_TASK DIRECTIONS:_ Pull out every line from the listing that has the word "main".
============
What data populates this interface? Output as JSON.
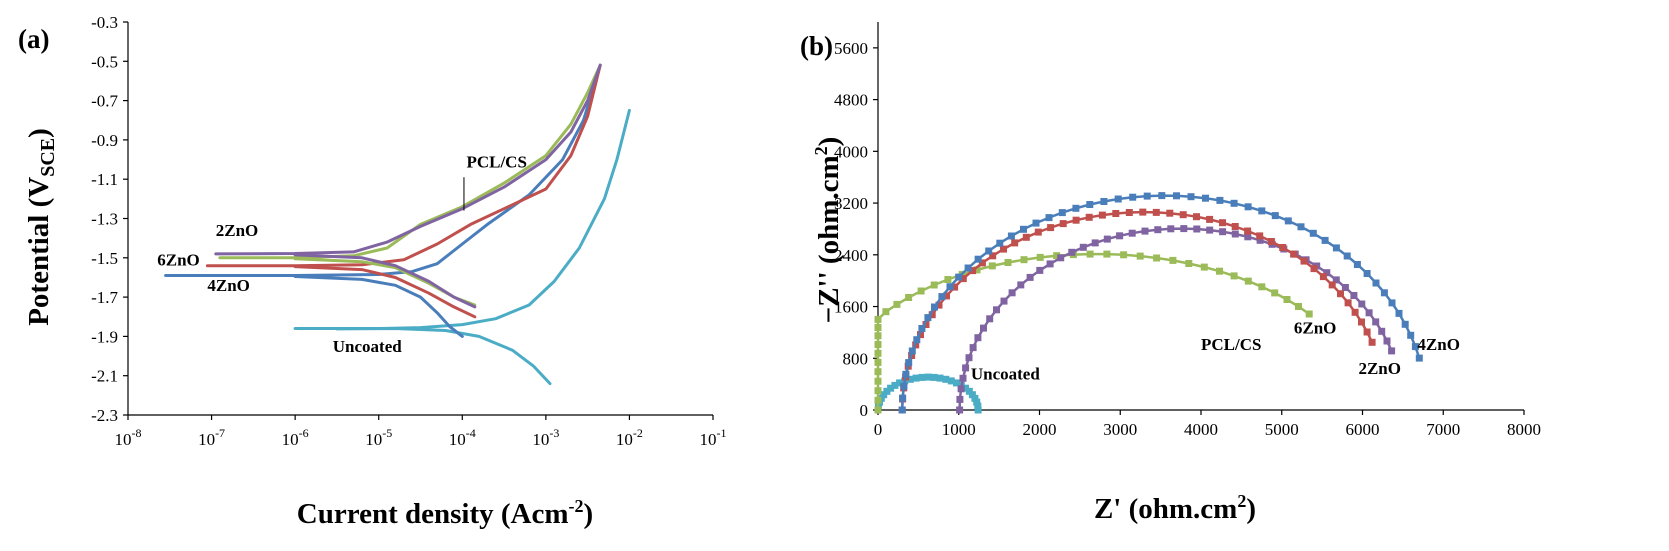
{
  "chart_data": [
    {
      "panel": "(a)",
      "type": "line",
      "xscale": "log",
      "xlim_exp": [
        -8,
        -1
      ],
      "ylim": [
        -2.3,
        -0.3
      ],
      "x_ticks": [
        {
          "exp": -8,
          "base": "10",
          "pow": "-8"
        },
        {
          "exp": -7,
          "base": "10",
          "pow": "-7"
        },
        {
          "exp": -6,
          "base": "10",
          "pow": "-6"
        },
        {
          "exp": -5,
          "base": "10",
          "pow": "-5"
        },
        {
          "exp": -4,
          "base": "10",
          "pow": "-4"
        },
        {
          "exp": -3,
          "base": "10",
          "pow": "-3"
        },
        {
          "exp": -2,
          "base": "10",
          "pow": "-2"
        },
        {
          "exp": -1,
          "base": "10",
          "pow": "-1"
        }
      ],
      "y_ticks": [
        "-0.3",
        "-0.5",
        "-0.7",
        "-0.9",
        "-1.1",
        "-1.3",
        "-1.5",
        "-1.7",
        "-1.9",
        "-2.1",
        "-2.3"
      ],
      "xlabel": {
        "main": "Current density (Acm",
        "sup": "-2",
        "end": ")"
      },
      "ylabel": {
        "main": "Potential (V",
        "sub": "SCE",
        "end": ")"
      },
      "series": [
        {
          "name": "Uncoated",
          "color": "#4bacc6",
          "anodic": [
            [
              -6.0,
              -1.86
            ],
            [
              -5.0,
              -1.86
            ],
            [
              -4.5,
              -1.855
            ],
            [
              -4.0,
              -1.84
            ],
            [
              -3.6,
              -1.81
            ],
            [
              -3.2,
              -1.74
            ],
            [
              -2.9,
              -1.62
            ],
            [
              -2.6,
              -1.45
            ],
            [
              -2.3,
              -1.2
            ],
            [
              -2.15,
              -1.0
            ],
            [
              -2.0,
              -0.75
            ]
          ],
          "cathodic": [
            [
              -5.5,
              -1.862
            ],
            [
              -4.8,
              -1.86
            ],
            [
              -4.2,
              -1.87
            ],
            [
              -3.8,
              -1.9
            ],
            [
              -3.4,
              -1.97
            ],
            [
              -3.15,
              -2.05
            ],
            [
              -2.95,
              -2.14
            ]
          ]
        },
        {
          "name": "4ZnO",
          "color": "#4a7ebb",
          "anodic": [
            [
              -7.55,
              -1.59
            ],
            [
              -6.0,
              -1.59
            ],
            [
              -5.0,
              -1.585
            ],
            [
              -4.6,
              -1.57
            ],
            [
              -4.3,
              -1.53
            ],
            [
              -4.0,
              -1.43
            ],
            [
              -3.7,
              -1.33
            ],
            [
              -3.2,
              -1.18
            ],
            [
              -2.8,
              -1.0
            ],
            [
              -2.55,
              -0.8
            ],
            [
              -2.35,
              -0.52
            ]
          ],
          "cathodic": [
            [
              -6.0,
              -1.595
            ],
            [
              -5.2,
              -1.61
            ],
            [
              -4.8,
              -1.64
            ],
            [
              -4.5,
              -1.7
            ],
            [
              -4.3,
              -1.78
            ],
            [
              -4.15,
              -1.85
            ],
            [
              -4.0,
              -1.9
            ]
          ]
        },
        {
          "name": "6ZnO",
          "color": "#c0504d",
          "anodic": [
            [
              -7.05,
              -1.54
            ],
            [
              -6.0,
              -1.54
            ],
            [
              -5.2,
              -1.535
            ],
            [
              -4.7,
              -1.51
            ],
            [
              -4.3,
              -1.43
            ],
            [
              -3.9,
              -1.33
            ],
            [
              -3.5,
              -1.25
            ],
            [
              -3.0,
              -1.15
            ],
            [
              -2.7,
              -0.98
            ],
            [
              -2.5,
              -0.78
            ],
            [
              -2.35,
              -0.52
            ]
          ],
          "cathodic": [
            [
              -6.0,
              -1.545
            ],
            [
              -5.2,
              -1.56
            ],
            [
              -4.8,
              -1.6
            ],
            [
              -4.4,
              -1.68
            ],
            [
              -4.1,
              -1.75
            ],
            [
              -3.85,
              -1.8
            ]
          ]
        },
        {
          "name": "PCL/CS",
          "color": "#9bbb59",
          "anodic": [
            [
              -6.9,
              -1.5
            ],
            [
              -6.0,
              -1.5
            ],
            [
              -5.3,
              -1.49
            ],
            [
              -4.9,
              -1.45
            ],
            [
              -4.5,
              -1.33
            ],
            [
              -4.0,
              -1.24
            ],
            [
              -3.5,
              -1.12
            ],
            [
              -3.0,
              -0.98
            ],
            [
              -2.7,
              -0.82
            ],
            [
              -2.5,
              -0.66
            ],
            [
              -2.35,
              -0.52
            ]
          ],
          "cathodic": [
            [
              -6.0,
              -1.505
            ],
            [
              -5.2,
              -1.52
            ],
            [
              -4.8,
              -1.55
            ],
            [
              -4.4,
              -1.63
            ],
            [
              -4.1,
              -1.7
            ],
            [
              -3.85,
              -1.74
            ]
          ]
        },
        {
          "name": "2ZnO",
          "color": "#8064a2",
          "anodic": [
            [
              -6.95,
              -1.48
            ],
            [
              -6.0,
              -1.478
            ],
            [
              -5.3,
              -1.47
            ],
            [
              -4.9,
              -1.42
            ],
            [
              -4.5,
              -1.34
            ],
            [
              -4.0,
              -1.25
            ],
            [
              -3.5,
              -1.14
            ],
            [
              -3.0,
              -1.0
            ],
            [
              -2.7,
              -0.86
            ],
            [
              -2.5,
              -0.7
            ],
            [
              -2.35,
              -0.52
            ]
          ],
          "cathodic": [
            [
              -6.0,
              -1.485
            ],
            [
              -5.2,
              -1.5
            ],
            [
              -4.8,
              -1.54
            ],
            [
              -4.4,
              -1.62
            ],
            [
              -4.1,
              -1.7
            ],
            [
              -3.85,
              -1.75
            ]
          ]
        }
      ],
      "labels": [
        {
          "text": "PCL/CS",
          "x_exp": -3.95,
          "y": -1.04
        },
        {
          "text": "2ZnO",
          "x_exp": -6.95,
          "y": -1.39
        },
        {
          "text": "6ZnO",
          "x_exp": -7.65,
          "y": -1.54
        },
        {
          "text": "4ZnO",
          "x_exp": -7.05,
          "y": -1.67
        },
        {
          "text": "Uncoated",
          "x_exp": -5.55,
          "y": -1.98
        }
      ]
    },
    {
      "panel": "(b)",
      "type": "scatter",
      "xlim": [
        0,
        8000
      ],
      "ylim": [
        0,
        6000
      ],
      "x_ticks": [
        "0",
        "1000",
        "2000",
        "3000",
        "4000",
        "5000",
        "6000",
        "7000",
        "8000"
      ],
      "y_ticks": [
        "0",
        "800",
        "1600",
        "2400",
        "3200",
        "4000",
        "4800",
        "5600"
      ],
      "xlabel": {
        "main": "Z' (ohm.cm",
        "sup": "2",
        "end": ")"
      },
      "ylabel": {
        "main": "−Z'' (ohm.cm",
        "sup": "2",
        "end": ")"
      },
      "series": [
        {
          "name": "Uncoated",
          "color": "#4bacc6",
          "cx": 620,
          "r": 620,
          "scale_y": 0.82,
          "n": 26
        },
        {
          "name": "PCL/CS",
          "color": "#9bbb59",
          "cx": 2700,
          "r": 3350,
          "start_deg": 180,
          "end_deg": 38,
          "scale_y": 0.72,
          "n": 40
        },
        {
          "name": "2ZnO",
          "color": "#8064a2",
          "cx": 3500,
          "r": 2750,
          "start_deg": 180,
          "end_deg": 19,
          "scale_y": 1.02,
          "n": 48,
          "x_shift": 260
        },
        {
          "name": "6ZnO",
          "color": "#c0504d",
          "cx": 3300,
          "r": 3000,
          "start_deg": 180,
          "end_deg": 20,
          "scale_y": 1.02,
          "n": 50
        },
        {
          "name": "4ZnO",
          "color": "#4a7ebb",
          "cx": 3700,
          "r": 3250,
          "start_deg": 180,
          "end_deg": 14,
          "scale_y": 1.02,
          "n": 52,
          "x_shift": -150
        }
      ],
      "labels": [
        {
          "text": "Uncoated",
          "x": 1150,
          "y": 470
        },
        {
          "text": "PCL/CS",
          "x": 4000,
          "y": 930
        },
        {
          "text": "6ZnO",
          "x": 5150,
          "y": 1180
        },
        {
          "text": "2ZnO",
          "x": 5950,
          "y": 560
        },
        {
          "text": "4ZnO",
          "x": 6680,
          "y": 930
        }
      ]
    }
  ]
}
============
_SOLVED EXERCISE:_
        "main": "Current density (Acm",
        "main": "Potential (V",
        "main": "Z' (ohm.cm",
        "main": "−Z'' (ohm.cm",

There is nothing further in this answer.